Could you write out the records below exactly as they appear?
====== RECORDS PROVIDED
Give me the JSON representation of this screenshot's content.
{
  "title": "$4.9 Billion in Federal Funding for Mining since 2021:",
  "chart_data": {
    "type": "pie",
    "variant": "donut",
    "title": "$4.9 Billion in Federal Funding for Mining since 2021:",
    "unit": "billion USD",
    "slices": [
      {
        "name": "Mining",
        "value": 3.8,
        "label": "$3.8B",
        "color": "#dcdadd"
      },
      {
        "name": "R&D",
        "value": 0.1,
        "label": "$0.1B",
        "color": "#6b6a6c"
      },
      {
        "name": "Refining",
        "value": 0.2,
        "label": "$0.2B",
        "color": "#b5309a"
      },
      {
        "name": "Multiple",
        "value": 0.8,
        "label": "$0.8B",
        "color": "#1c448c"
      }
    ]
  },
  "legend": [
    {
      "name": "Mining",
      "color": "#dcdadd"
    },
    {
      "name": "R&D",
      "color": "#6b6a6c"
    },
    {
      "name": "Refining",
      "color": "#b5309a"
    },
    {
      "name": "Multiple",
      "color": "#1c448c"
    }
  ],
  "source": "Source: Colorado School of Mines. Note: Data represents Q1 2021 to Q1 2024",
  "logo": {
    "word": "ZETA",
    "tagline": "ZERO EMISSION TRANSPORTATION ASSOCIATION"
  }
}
============
| ANSWER TO THIS EXERCISE |
Give me the JSON representation of this screenshot's content.
{
  "title": "$4.9 Billion in Federal Funding for Mining since 2021:",
  "chart_data": {
    "type": "pie",
    "variant": "donut",
    "title": "$4.9 Billion in Federal Funding for Mining since 2021:",
    "unit": "billion USD",
    "slices": [
      {
        "name": "Mining",
        "value": 3.8,
        "label": "$3.8B",
        "color": "#dcdadd"
      },
      {
        "name": "R&D",
        "value": 0.1,
        "label": "$0.1B",
        "color": "#6b6a6c"
      },
      {
        "name": "Refining",
        "value": 0.2,
        "label": "$0.2B",
        "color": "#b5309a"
      },
      {
        "name": "Multiple",
        "value": 0.8,
        "label": "$0.8B",
        "color": "#1c448c"
      }
    ]
  },
  "legend": [
    {
      "name": "Mining",
      "color": "#dcdadd"
    },
    {
      "name": "R&D",
      "color": "#6b6a6c"
    },
    {
      "name": "Refining",
      "color": "#b5309a"
    },
    {
      "name": "Multiple",
      "color": "#1c448c"
    }
  ],
  "source": "Source: Colorado School of Mines. Note: Data represents Q1 2021 to Q1 2024",
  "logo": {
    "word": "ZETA",
    "tagline": "ZERO EMISSION TRANSPORTATION ASSOCIATION"
  }
}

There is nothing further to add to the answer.